Items from a figure collection:
-- start --

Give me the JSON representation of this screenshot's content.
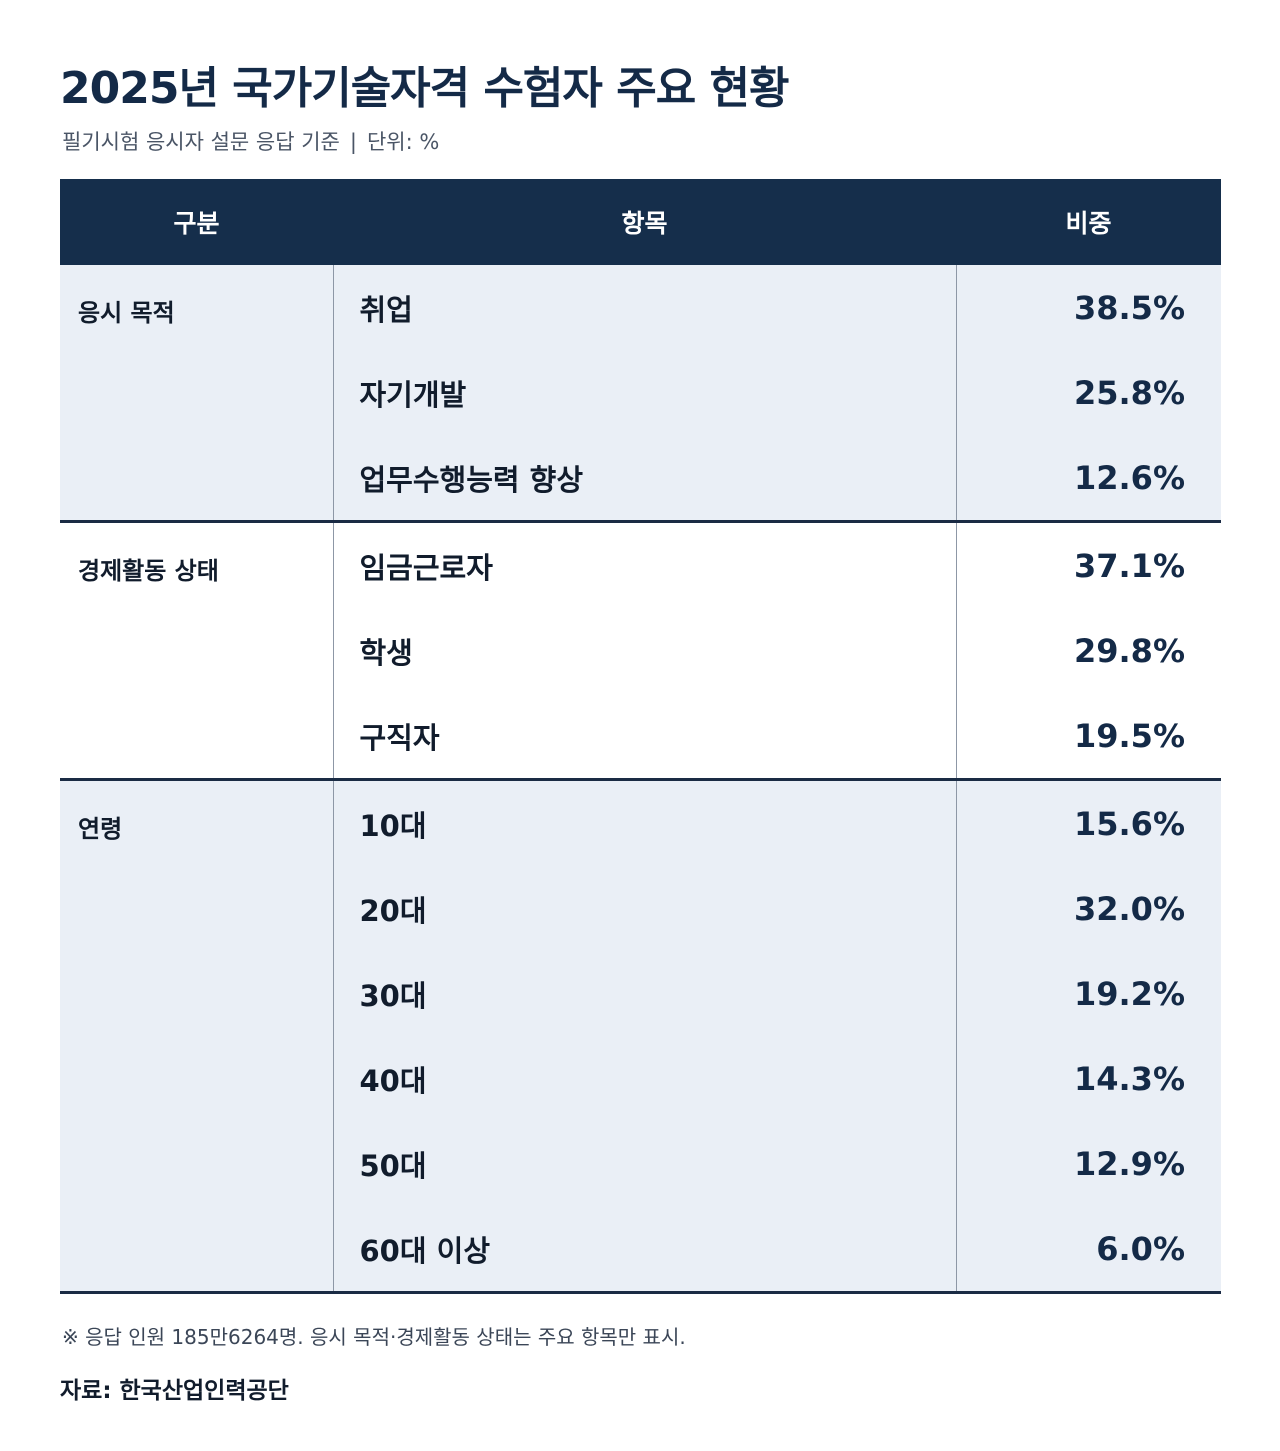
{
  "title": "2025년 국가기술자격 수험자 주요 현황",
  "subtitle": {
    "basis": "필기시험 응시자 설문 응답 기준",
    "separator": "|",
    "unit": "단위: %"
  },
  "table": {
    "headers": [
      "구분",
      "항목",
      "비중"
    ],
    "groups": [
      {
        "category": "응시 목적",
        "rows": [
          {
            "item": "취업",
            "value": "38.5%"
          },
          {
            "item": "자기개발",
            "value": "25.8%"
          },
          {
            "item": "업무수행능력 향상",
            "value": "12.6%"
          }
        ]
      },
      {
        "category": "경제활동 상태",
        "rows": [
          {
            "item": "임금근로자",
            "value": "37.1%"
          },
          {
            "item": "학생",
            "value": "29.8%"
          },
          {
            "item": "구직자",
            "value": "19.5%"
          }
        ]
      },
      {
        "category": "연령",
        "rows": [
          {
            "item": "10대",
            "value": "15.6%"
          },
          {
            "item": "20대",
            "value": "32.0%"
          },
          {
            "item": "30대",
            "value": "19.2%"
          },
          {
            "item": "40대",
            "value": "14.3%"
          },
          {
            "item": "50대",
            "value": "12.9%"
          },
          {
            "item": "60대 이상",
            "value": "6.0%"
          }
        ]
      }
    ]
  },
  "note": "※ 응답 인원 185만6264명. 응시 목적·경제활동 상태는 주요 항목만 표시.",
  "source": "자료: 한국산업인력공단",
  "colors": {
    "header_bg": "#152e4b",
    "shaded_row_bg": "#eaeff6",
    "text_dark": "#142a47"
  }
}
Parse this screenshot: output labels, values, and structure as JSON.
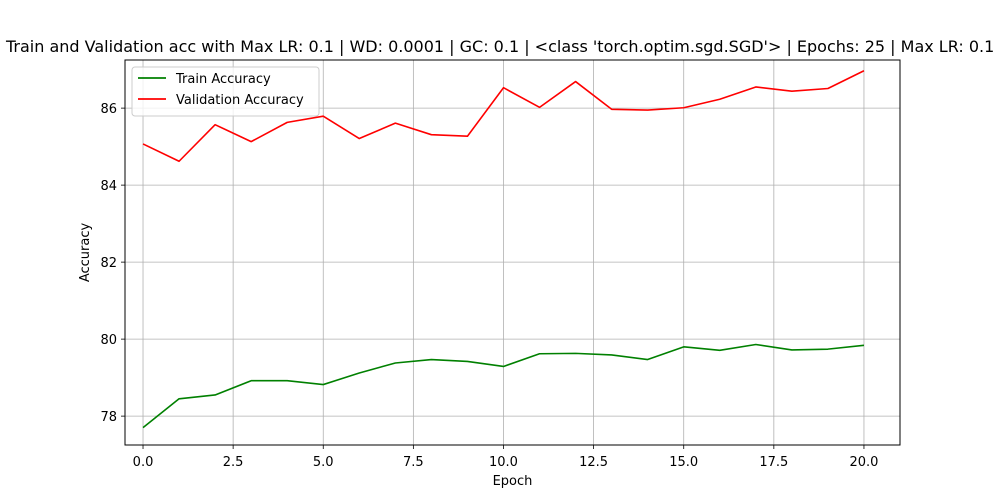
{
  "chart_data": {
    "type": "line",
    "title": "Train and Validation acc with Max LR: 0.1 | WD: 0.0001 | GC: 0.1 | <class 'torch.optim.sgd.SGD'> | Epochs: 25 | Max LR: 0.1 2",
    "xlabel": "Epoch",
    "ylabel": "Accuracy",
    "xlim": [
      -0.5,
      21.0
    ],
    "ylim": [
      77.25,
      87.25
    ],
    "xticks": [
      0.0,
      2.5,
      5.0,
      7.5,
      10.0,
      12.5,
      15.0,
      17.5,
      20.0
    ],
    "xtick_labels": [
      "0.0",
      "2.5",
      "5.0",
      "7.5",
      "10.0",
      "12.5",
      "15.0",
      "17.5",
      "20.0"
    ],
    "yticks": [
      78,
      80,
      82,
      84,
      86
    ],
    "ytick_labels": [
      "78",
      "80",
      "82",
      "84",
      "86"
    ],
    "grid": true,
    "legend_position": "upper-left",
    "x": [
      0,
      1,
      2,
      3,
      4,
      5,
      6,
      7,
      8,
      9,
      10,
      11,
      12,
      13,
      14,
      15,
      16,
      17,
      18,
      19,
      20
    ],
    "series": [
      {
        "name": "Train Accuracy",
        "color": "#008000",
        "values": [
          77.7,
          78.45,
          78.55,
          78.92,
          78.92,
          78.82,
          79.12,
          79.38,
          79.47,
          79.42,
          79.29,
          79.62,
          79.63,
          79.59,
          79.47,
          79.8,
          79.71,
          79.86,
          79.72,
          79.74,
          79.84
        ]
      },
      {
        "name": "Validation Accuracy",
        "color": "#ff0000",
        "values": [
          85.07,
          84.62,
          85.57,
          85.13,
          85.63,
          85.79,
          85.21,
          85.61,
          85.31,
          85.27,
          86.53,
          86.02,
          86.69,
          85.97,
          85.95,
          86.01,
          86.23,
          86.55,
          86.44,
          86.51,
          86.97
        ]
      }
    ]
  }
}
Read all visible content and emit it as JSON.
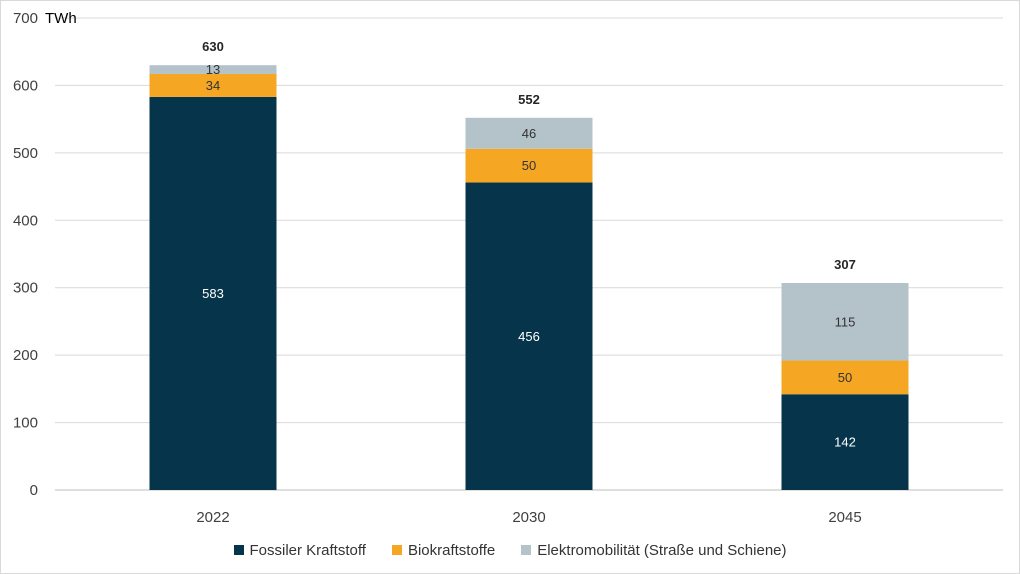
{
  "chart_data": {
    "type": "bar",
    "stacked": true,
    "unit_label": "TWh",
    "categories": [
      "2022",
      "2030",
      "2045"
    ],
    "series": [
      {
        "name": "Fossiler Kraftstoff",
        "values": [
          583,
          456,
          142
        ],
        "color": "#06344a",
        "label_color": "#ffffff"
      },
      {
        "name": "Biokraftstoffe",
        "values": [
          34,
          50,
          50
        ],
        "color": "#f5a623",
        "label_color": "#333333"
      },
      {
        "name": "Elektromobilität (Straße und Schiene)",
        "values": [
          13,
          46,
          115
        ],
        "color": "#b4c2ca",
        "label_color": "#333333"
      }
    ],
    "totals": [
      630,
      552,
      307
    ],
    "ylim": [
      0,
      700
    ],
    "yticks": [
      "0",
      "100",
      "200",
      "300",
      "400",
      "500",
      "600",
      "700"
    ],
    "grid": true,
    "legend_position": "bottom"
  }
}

-- end --

#### [Short exercise]
Copy whichever lines in the listing above contain the word "content".

#### [Answer for the task]
Give me the JSON representation of this screenshot's content.
Read all visible content and emit it as JSON.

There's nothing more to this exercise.